## What the task asks
Each entry below is to be transcribed exactly.

>> Begin

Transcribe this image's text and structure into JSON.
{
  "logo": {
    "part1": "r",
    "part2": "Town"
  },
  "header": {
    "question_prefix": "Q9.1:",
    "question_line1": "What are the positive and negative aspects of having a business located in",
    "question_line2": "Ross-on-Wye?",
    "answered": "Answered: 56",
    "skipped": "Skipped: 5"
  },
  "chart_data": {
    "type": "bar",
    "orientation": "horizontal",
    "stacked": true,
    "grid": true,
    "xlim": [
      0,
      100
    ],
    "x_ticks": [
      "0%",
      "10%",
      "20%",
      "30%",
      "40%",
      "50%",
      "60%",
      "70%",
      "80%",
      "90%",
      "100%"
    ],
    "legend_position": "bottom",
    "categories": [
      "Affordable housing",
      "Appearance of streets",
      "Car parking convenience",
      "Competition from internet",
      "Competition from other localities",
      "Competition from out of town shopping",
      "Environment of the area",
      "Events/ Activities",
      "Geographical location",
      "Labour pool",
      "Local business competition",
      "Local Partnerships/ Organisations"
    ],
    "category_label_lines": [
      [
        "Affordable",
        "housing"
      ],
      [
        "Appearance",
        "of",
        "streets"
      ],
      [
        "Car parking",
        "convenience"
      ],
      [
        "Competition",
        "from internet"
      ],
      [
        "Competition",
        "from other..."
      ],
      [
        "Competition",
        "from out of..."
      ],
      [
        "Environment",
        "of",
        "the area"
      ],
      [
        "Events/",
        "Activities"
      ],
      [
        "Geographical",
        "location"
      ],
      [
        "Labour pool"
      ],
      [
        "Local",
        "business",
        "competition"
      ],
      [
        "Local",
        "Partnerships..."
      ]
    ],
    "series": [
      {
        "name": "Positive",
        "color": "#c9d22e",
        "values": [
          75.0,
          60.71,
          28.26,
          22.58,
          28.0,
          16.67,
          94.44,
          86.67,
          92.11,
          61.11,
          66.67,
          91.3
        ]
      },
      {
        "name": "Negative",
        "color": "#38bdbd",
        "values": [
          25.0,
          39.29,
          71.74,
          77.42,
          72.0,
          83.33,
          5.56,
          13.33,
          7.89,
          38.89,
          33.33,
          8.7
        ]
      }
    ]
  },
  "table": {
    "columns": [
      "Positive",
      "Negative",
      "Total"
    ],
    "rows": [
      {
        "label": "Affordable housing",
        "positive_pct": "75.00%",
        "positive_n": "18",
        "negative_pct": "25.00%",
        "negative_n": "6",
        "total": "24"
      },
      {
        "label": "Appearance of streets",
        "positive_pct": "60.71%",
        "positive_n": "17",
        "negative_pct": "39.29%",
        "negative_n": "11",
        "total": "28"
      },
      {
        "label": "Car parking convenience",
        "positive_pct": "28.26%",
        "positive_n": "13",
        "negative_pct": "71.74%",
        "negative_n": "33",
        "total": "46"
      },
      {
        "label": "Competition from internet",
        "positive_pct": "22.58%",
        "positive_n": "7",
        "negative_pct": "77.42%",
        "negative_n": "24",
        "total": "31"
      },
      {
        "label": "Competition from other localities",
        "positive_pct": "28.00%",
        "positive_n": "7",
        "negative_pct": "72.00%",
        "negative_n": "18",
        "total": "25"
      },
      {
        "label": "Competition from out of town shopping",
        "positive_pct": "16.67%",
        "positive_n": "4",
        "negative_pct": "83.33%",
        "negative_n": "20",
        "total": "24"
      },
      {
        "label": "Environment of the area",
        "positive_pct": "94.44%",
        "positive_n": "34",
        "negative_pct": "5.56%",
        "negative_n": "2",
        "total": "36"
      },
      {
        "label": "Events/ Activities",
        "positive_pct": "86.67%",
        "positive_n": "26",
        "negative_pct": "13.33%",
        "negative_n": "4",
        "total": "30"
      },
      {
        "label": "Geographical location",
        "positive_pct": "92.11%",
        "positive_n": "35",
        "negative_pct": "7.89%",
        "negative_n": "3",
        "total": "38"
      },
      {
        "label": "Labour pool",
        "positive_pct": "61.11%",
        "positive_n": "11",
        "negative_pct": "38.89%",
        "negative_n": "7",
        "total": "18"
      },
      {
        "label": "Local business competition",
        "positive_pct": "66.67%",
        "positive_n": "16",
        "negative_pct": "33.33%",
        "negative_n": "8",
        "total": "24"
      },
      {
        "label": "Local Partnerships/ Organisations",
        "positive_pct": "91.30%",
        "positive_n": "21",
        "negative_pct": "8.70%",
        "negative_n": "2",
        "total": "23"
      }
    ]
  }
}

>> End

## Solution
Transcribe this image's text and structure into JSON.
{
  "logo": {
    "part1": "r",
    "part2": "Town"
  },
  "header": {
    "question_prefix": "Q9.1:",
    "question_line1": "What are the positive and negative aspects of having a business located in",
    "question_line2": "Ross-on-Wye?",
    "answered": "Answered: 56",
    "skipped": "Skipped: 5"
  },
  "chart_data": {
    "type": "bar",
    "orientation": "horizontal",
    "stacked": true,
    "grid": true,
    "xlim": [
      0,
      100
    ],
    "x_ticks": [
      "0%",
      "10%",
      "20%",
      "30%",
      "40%",
      "50%",
      "60%",
      "70%",
      "80%",
      "90%",
      "100%"
    ],
    "legend_position": "bottom",
    "categories": [
      "Affordable housing",
      "Appearance of streets",
      "Car parking convenience",
      "Competition from internet",
      "Competition from other localities",
      "Competition from out of town shopping",
      "Environment of the area",
      "Events/ Activities",
      "Geographical location",
      "Labour pool",
      "Local business competition",
      "Local Partnerships/ Organisations"
    ],
    "category_label_lines": [
      [
        "Affordable",
        "housing"
      ],
      [
        "Appearance",
        "of",
        "streets"
      ],
      [
        "Car parking",
        "convenience"
      ],
      [
        "Competition",
        "from internet"
      ],
      [
        "Competition",
        "from other..."
      ],
      [
        "Competition",
        "from out of..."
      ],
      [
        "Environment",
        "of",
        "the area"
      ],
      [
        "Events/",
        "Activities"
      ],
      [
        "Geographical",
        "location"
      ],
      [
        "Labour pool"
      ],
      [
        "Local",
        "business",
        "competition"
      ],
      [
        "Local",
        "Partnerships..."
      ]
    ],
    "series": [
      {
        "name": "Positive",
        "color": "#c9d22e",
        "values": [
          75.0,
          60.71,
          28.26,
          22.58,
          28.0,
          16.67,
          94.44,
          86.67,
          92.11,
          61.11,
          66.67,
          91.3
        ]
      },
      {
        "name": "Negative",
        "color": "#38bdbd",
        "values": [
          25.0,
          39.29,
          71.74,
          77.42,
          72.0,
          83.33,
          5.56,
          13.33,
          7.89,
          38.89,
          33.33,
          8.7
        ]
      }
    ]
  },
  "table": {
    "columns": [
      "Positive",
      "Negative",
      "Total"
    ],
    "rows": [
      {
        "label": "Affordable housing",
        "positive_pct": "75.00%",
        "positive_n": "18",
        "negative_pct": "25.00%",
        "negative_n": "6",
        "total": "24"
      },
      {
        "label": "Appearance of streets",
        "positive_pct": "60.71%",
        "positive_n": "17",
        "negative_pct": "39.29%",
        "negative_n": "11",
        "total": "28"
      },
      {
        "label": "Car parking convenience",
        "positive_pct": "28.26%",
        "positive_n": "13",
        "negative_pct": "71.74%",
        "negative_n": "33",
        "total": "46"
      },
      {
        "label": "Competition from internet",
        "positive_pct": "22.58%",
        "positive_n": "7",
        "negative_pct": "77.42%",
        "negative_n": "24",
        "total": "31"
      },
      {
        "label": "Competition from other localities",
        "positive_pct": "28.00%",
        "positive_n": "7",
        "negative_pct": "72.00%",
        "negative_n": "18",
        "total": "25"
      },
      {
        "label": "Competition from out of town shopping",
        "positive_pct": "16.67%",
        "positive_n": "4",
        "negative_pct": "83.33%",
        "negative_n": "20",
        "total": "24"
      },
      {
        "label": "Environment of the area",
        "positive_pct": "94.44%",
        "positive_n": "34",
        "negative_pct": "5.56%",
        "negative_n": "2",
        "total": "36"
      },
      {
        "label": "Events/ Activities",
        "positive_pct": "86.67%",
        "positive_n": "26",
        "negative_pct": "13.33%",
        "negative_n": "4",
        "total": "30"
      },
      {
        "label": "Geographical location",
        "positive_pct": "92.11%",
        "positive_n": "35",
        "negative_pct": "7.89%",
        "negative_n": "3",
        "total": "38"
      },
      {
        "label": "Labour pool",
        "positive_pct": "61.11%",
        "positive_n": "11",
        "negative_pct": "38.89%",
        "negative_n": "7",
        "total": "18"
      },
      {
        "label": "Local business competition",
        "positive_pct": "66.67%",
        "positive_n": "16",
        "negative_pct": "33.33%",
        "negative_n": "8",
        "total": "24"
      },
      {
        "label": "Local Partnerships/ Organisations",
        "positive_pct": "91.30%",
        "positive_n": "21",
        "negative_pct": "8.70%",
        "negative_n": "2",
        "total": "23"
      }
    ]
  }
}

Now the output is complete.